In the event that after giving effect to the application or transfer of
monies from the Revenue Account on any Funding Date (or from time to time during
the related Funding Period), monies remain in the Revenue Account (due to
failure to satisfy the conditions precedent to making a Distribution or
otherwise), such monies shall continue to remain in the Revenue Account pending
application or transfer in accordance with this Section 3.1(b); provided,
however, that during any Special Rent Reserve Period, to the extent required by
Section 5.21 of each Participation Agreement, any monies that remain in the
Revenue Account shall be applied to purchase a Special Rent Reserve Account
Payment Undertaking Agreement in accordance
13
with a certificate of a Responsible Officer of AEE regarding the amount of such
Payment Undertaking Agreement and the identity of the PUA Provider.
Section 3.2 Operating Account. The Operating Account shall be funded (i)
from the Revenue Account pursuant to Section 3.1(b)(i) and (ii) pursuant to
Section 3.2(c).
(a) Except as set forth in Section 3.2(b), all amounts on deposit in
the Operating Account from time to time shall be used solely for the payment of
Operating and Maintenance Costs. On each Funding Date upon receipt of the
Funding Date Certificate referred to in Section 3.1(b)(i), or from time to time
during the related Funding Period, upon receipt of an Officer's Certificate of a
Responsible Officer of AEE, the Depositary Agent shall transfer monies from the
Operating Account to AEE or to whomsoever AEE directs for application to the
payment of Operating and Maintenance Costs.

[Exercise task 1]
Answer these questions about the account provisions, one per line:
(a) During any Special Rent Reserve Period, what must monies remaining in the Revenue Account be applied to purchase?
(b) From which two sources is the Operating Account funded?
(c) Except as set forth in Section 3.2(b), what may amounts on deposit in the Operating Account be used for?

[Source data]
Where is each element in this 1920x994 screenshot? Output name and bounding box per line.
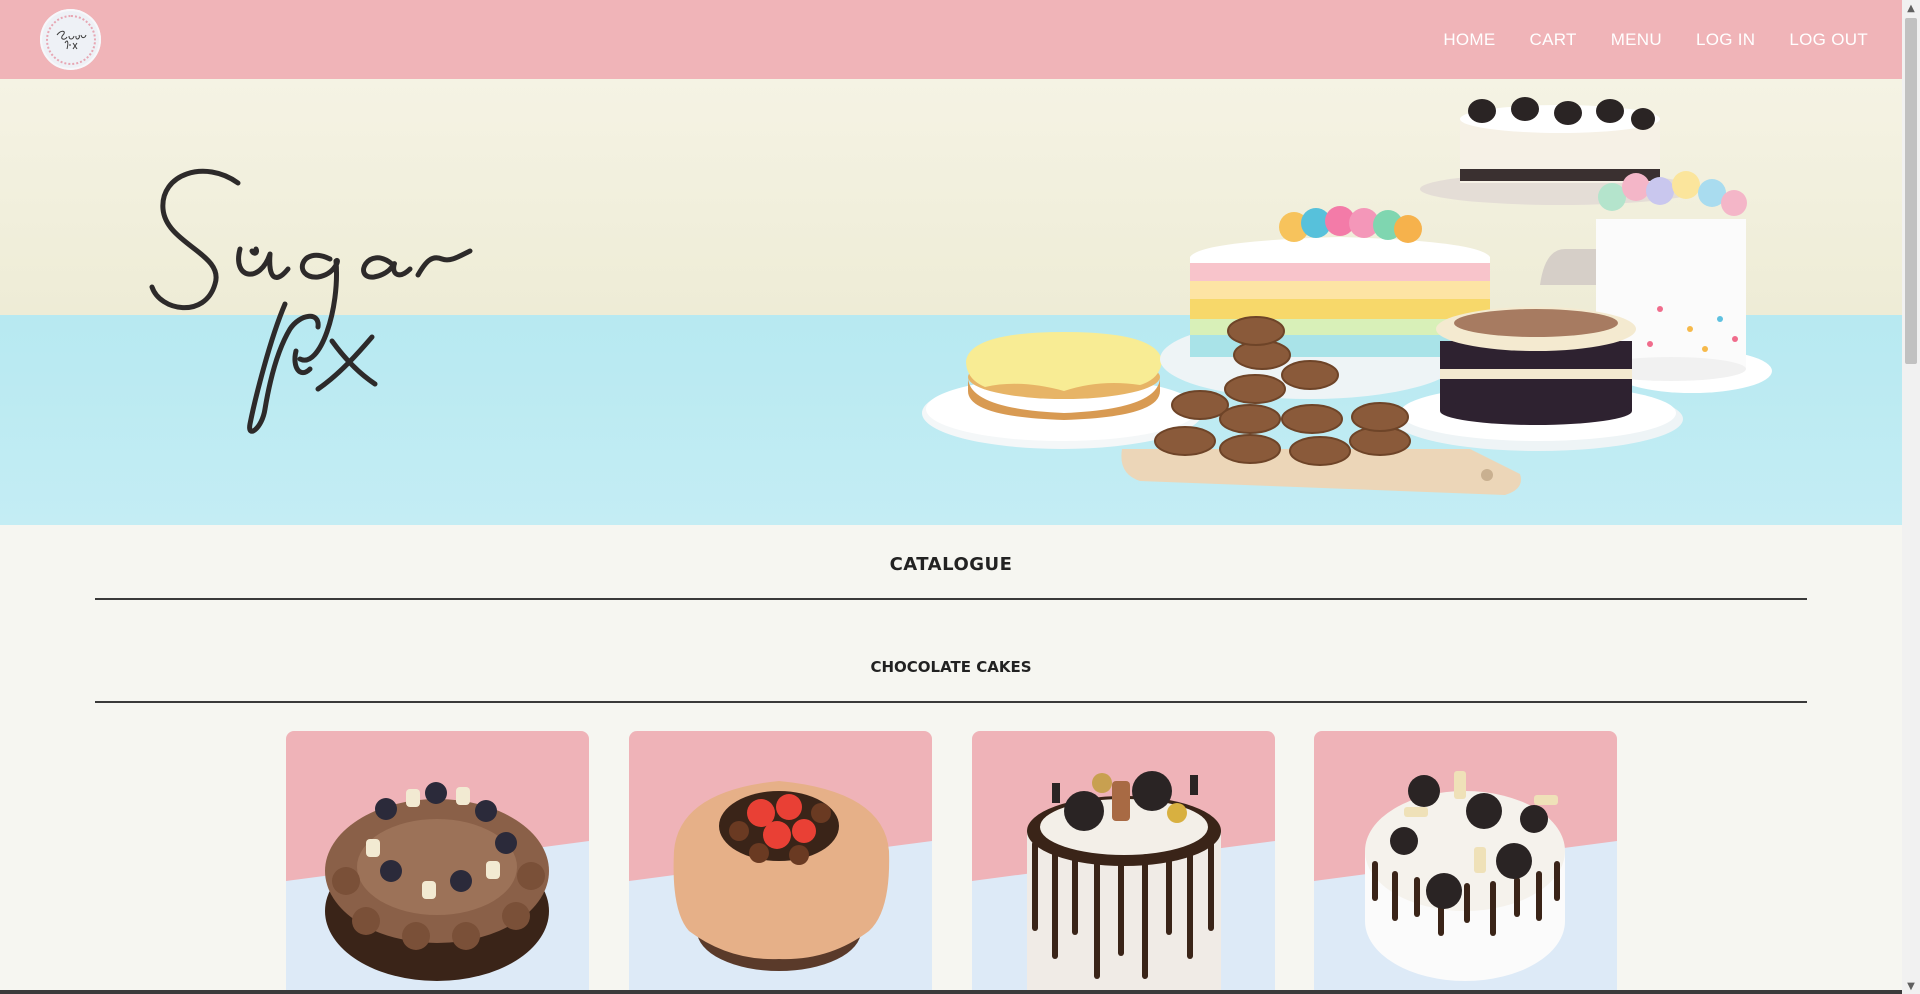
product-card-1[interactable]: [286, 731, 589, 994]
nav-logout-link[interactable]: LOG OUT: [1789, 30, 1868, 50]
navbar: HOME CART MENU LOG IN LOG OUT: [0, 0, 1902, 79]
logo-script-icon: [56, 30, 86, 49]
product-card-3[interactable]: [972, 731, 1275, 994]
page-scrollbar[interactable]: ▲ ▼: [1902, 0, 1920, 994]
hero-banner: [0, 79, 1902, 525]
nav-home-link[interactable]: HOME: [1443, 30, 1495, 50]
category-title: CHOCOLATE CAKES: [870, 658, 1032, 676]
catalogue-title: CATALOGUE: [889, 554, 1013, 575]
logo-ring: [45, 14, 96, 65]
hero-image: [0, 79, 1902, 525]
nav-menu-link[interactable]: MENU: [1611, 30, 1662, 50]
logo[interactable]: [40, 9, 101, 70]
product-image-2: [629, 731, 932, 994]
scroll-thumb[interactable]: [1905, 18, 1917, 364]
scroll-up-icon[interactable]: ▲: [1902, 0, 1920, 16]
page: HOME CART MENU LOG IN LOG OUT CATALOGUE …: [0, 0, 1902, 994]
category-divider: [95, 701, 1807, 703]
nav-login-link[interactable]: LOG IN: [1696, 30, 1755, 50]
catalogue-divider: [95, 598, 1807, 600]
nav-links: HOME CART MENU LOG IN LOG OUT: [1409, 0, 1868, 79]
product-image-1: [286, 731, 589, 994]
product-card-2[interactable]: [629, 731, 932, 994]
product-image-4: [1314, 731, 1617, 994]
product-image-3: [972, 731, 1275, 994]
product-card-4[interactable]: [1314, 731, 1617, 994]
taskbar-edge: [0, 990, 1902, 994]
scroll-down-icon[interactable]: ▼: [1902, 978, 1920, 994]
nav-cart-link[interactable]: CART: [1530, 30, 1577, 50]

[Exercise task 2]
Rewrite the whole listing with every "interactable" changed to "clickable" and nothing else altered. Leave the pictures out of your answer.

[Worked answer 1]
(a) A Special Rent Reserve Account Payment Undertaking Agreement.
(b) From the Revenue Account pursuant to Section 3.1(b)(i), and pursuant to Section 3.2(c).
(c) Solely for the payment of Operating and Maintenance Costs.

[Worked answer 2]
Where is each element in this 1920x994 screenshot? Output name and bounding box per line.
product-card-1[clickable]: [286, 731, 589, 994]
nav-logout-link[clickable]: LOG OUT: [1789, 30, 1868, 50]
navbar: HOME CART MENU LOG IN LOG OUT: [0, 0, 1902, 79]
logo-script-icon: [56, 30, 86, 49]
product-card-3[clickable]: [972, 731, 1275, 994]
page-scrollbar[clickable]: ▲ ▼: [1902, 0, 1920, 994]
hero-banner: [0, 79, 1902, 525]
nav-home-link[clickable]: HOME: [1443, 30, 1495, 50]
category-title: CHOCOLATE CAKES: [870, 658, 1032, 676]
catalogue-title: CATALOGUE: [889, 554, 1013, 575]
logo-ring: [45, 14, 96, 65]
hero-image: [0, 79, 1902, 525]
nav-menu-link[clickable]: MENU: [1611, 30, 1662, 50]
logo[clickable]: [40, 9, 101, 70]
product-image-2: [629, 731, 932, 994]
scroll-thumb[clickable]: [1905, 18, 1917, 364]
scroll-up-icon[clickable]: ▲: [1902, 0, 1920, 16]
page: HOME CART MENU LOG IN LOG OUT CATALOGUE …: [0, 0, 1902, 994]
category-divider: [95, 701, 1807, 703]
nav-login-link[clickable]: LOG IN: [1696, 30, 1755, 50]
catalogue-divider: [95, 598, 1807, 600]
nav-links: HOME CART MENU LOG IN LOG OUT: [1409, 0, 1868, 79]
product-image-1: [286, 731, 589, 994]
product-card-2[clickable]: [629, 731, 932, 994]
product-image-4: [1314, 731, 1617, 994]
product-image-3: [972, 731, 1275, 994]
product-card-4[clickable]: [1314, 731, 1617, 994]
taskbar-edge: [0, 990, 1902, 994]
scroll-down-icon[clickable]: ▼: [1902, 978, 1920, 994]
nav-cart-link[clickable]: CART: [1530, 30, 1577, 50]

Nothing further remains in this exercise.